● Exercise: The records below are to be copied word for word, with every picture left out.
=== Excerpted data ===
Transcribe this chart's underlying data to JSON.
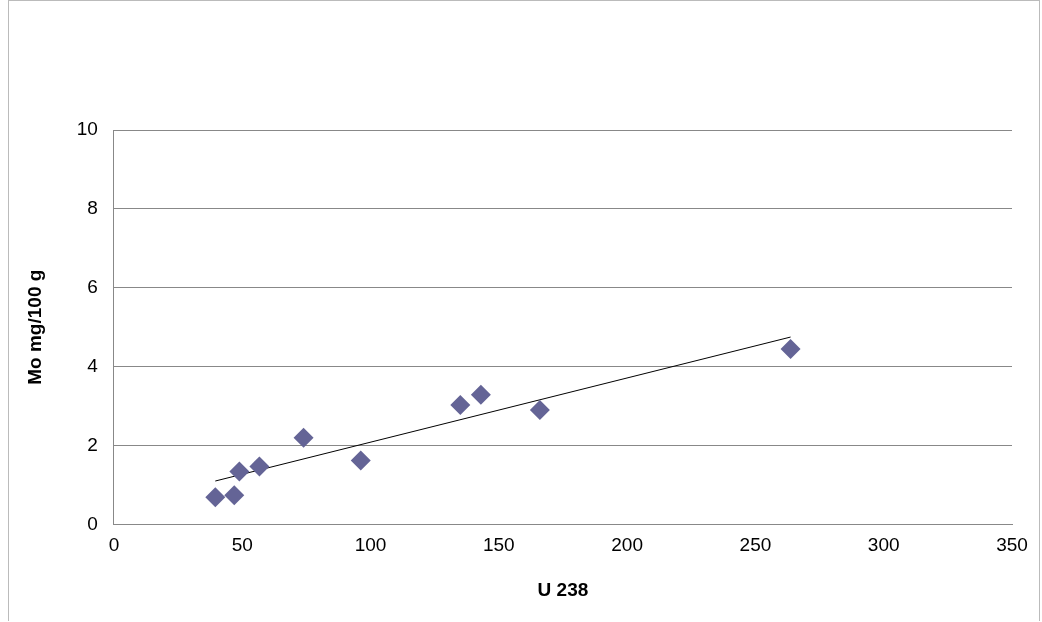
{
  "chart_data": {
    "type": "scatter",
    "xlabel": "U 238",
    "ylabel": "Mo mg/100 g",
    "xlim": [
      0,
      350
    ],
    "xticks": [
      0,
      50,
      100,
      150,
      200,
      250,
      300,
      350
    ],
    "ylim": [
      0,
      10
    ],
    "yticks": [
      0,
      2,
      4,
      6,
      8,
      10
    ],
    "grid": "y",
    "legend": false,
    "marker": "diamond",
    "series": [
      {
        "color": "#646496",
        "x": [
          39.5,
          46.9,
          48.9,
          56.7,
          73.9,
          96.2,
          135,
          143,
          166,
          263.7
        ],
        "values": [
          0.69,
          0.74,
          1.34,
          1.47,
          2.2,
          1.62,
          3.03,
          3.29,
          2.9,
          4.45
        ]
      },
      {
        "type": "line",
        "marker": "none",
        "color": "#000000",
        "x": [
          39.5,
          263.7
        ],
        "values": [
          1.1,
          4.75
        ]
      }
    ]
  }
}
===
● Result of this exercise:
Transcribe this chart's underlying data to JSON.
{
  "chart_data": {
    "type": "scatter",
    "xlabel": "U 238",
    "ylabel": "Mo mg/100 g",
    "xlim": [
      0,
      350
    ],
    "xticks": [
      0,
      50,
      100,
      150,
      200,
      250,
      300,
      350
    ],
    "ylim": [
      0,
      10
    ],
    "yticks": [
      0,
      2,
      4,
      6,
      8,
      10
    ],
    "grid": "y",
    "legend": false,
    "marker": "diamond",
    "series": [
      {
        "color": "#646496",
        "x": [
          39.5,
          46.9,
          48.9,
          56.7,
          73.9,
          96.2,
          135,
          143,
          166,
          263.7
        ],
        "values": [
          0.69,
          0.74,
          1.34,
          1.47,
          2.2,
          1.62,
          3.03,
          3.29,
          2.9,
          4.45
        ]
      },
      {
        "type": "line",
        "marker": "none",
        "color": "#000000",
        "x": [
          39.5,
          263.7
        ],
        "values": [
          1.1,
          4.75
        ]
      }
    ]
  }
}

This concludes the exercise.